#### Input ####
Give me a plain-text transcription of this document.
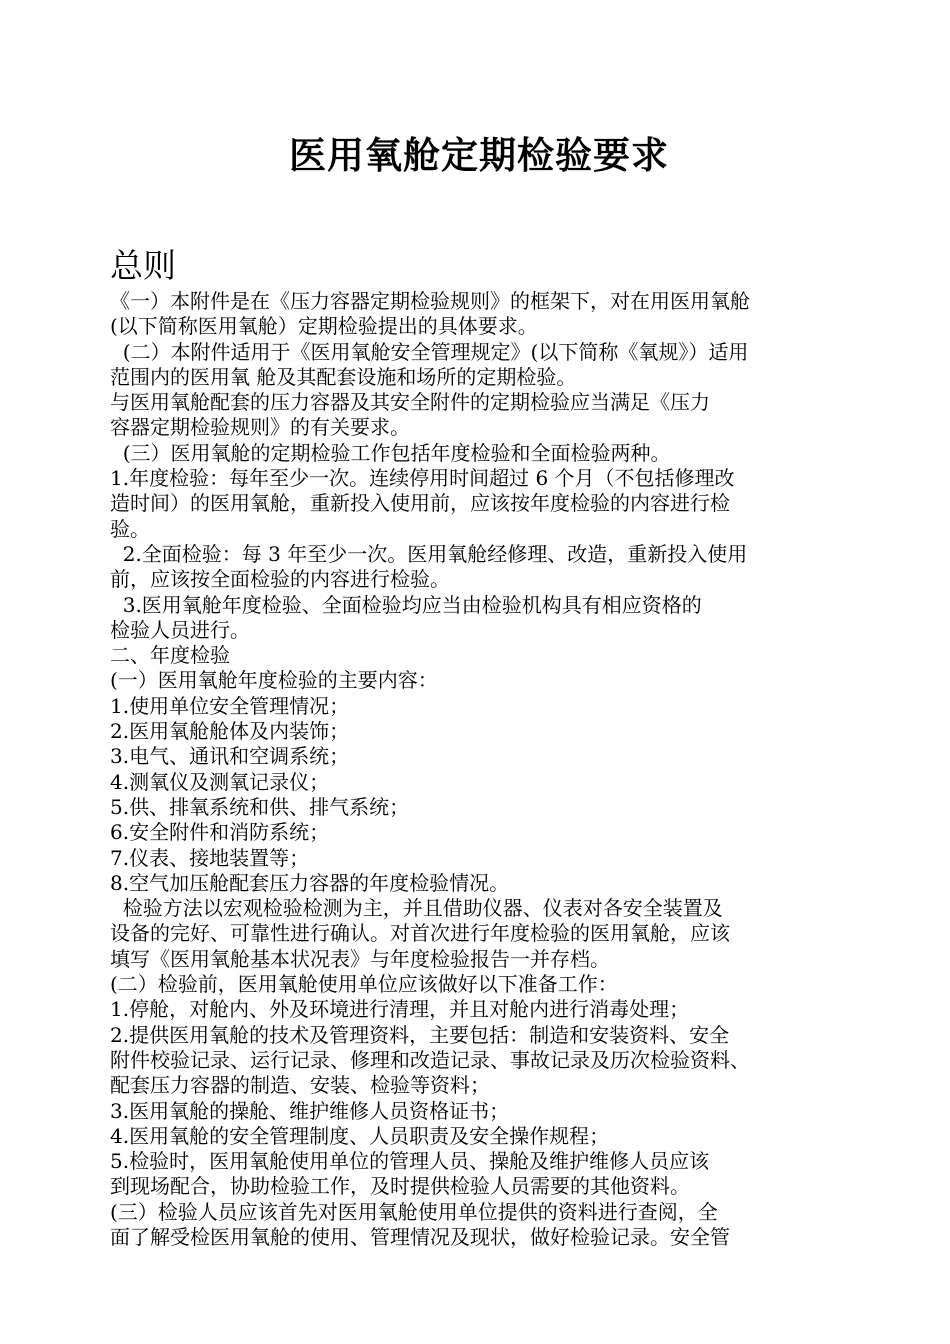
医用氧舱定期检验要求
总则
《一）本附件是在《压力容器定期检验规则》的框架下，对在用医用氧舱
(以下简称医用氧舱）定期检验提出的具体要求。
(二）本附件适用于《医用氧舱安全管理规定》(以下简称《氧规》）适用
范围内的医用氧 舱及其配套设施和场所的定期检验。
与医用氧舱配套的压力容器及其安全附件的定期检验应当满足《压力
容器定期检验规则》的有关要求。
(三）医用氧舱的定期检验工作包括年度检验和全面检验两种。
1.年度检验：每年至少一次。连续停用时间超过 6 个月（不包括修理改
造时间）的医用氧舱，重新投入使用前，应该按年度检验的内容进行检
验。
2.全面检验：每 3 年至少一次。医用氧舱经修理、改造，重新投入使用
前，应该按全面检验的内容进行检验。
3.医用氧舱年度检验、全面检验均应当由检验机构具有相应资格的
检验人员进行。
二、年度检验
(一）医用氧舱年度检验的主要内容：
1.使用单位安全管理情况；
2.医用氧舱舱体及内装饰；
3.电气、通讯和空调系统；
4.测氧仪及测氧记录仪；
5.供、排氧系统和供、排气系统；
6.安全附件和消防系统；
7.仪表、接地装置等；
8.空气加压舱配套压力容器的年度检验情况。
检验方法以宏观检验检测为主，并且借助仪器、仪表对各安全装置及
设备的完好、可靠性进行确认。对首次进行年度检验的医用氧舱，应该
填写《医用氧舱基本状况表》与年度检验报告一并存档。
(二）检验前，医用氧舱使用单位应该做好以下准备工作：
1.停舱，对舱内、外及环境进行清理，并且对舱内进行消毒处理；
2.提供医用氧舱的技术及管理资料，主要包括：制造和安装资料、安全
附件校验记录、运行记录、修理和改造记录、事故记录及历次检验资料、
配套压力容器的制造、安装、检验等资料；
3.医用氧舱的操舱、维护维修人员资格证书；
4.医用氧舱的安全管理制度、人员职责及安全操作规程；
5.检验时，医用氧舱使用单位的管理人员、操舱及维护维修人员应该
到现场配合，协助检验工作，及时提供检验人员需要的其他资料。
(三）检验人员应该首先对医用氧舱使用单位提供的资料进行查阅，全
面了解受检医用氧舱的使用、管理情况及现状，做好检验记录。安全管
####
#### Input ####
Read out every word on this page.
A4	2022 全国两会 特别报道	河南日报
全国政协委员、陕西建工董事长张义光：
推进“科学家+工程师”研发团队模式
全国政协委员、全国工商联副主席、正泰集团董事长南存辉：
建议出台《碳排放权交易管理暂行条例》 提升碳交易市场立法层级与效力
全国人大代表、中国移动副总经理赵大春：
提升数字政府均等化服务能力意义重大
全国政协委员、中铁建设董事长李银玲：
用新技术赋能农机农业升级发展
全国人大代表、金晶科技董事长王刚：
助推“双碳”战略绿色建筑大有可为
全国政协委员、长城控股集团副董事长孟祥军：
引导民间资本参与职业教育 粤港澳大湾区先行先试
####
(Task details): Identify each line holding the string "全国政协委员", and copy it out.

(Solution to this task):
全国政协委员、陕西建工董事长张义光：
全国政协委员、全国工商联副主席、正泰集团董事长南存辉：
全国政协委员、中铁建设董事长李银玲：
全国政协委员、长城控股集团副董事长孟祥军：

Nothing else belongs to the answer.